Given exercise ▸ Pictures stay out of your copy, but everything else in the records below must be repeated exactly.

=======

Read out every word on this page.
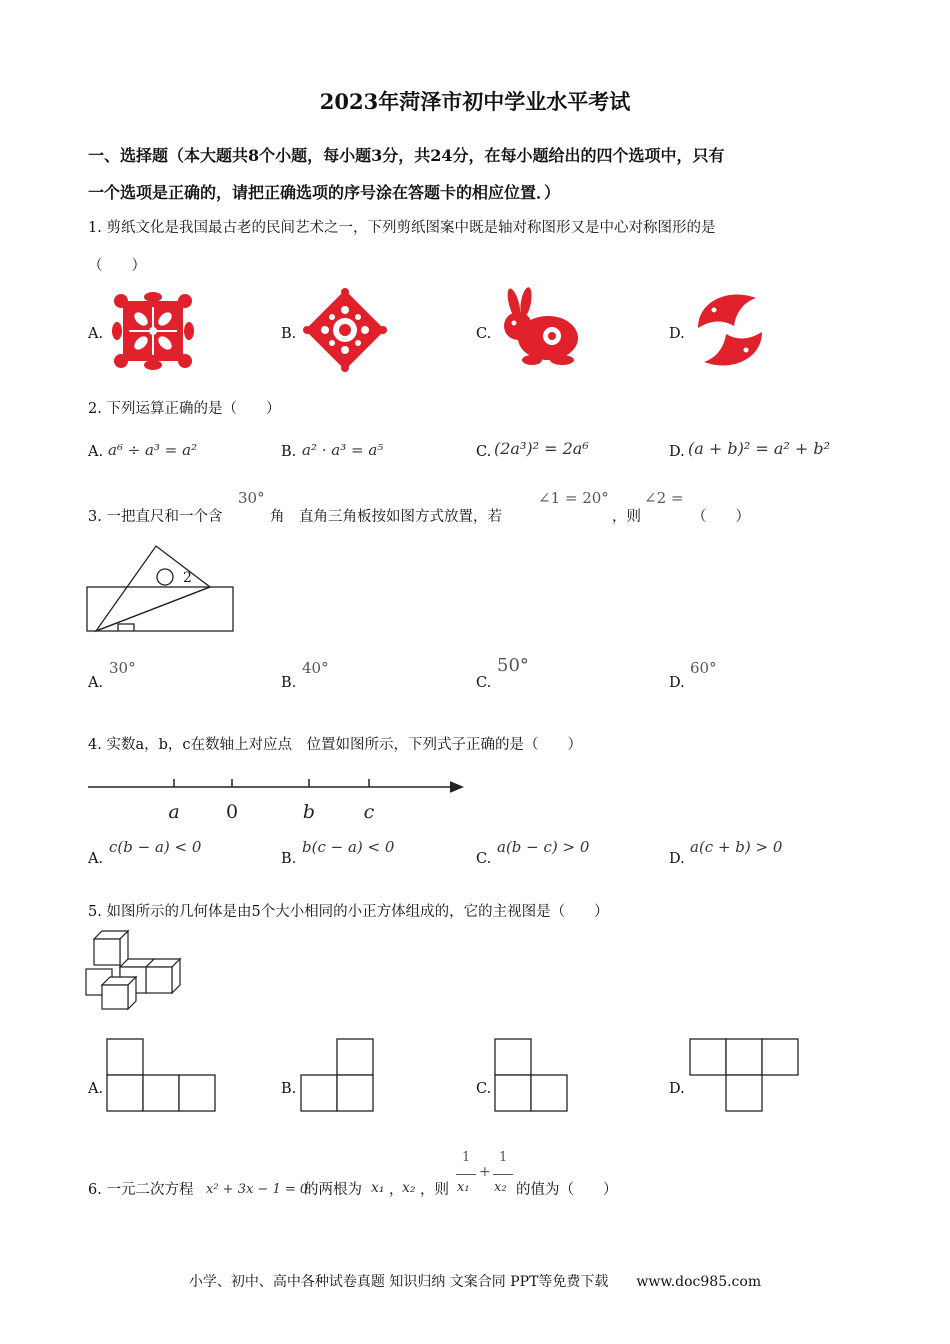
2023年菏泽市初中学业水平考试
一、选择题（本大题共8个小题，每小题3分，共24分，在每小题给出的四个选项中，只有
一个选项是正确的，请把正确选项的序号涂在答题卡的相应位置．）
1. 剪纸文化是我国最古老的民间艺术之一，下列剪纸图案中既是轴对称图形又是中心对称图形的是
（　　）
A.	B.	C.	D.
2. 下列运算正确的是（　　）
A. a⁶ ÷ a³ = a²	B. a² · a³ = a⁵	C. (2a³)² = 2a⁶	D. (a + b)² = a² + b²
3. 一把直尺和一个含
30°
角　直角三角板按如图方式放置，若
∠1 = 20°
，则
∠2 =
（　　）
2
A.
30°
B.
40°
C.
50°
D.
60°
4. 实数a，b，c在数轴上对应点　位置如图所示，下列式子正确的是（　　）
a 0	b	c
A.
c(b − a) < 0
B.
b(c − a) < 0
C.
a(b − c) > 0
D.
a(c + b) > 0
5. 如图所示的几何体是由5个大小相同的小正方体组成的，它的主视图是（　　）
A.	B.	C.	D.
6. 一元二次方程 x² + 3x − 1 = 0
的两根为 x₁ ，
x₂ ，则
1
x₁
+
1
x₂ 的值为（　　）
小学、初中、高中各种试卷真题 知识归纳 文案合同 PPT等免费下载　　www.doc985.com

=======

Output ▸
Read out every word on this page.
2023年菏泽市初中学业水平考试
一、选择题（本大题共8个小题，每小题3分，共24分，在每小题给出的四个选项中，只有
一个选项是正确的，请把正确选项的序号涂在答题卡的相应位置．）
1. 剪纸文化是我国最古老的民间艺术之一，下列剪纸图案中既是轴对称图形又是中心对称图形的是
（　　）
A.	B.	C.	D.
2. 下列运算正确的是（　　）
A. a⁶ ÷ a³ = a²	B. a² · a³ = a⁵	C. (2a³)² = 2a⁶	D. (a + b)² = a² + b²
3. 一把直尺和一个含
30°
角　直角三角板按如图方式放置，若
∠1 = 20°
，则
∠2 =
（　　）
2
A.
30°
B.
40°
C.
50°
D.
60°
4. 实数a，b，c在数轴上对应点　位置如图所示，下列式子正确的是（　　）
a 0	b	c
A.
c(b − a) < 0
B.
b(c − a) < 0
C.
a(b − c) > 0
D.
a(c + b) > 0
5. 如图所示的几何体是由5个大小相同的小正方体组成的，它的主视图是（　　）
A.	B.	C.	D.
6. 一元二次方程 x² + 3x − 1 = 0
的两根为 x₁ ，
x₂ ，则
1
x₁
+
1
x₂ 的值为（　　）
小学、初中、高中各种试卷真题 知识归纳 文案合同 PPT等免费下载　　www.doc985.com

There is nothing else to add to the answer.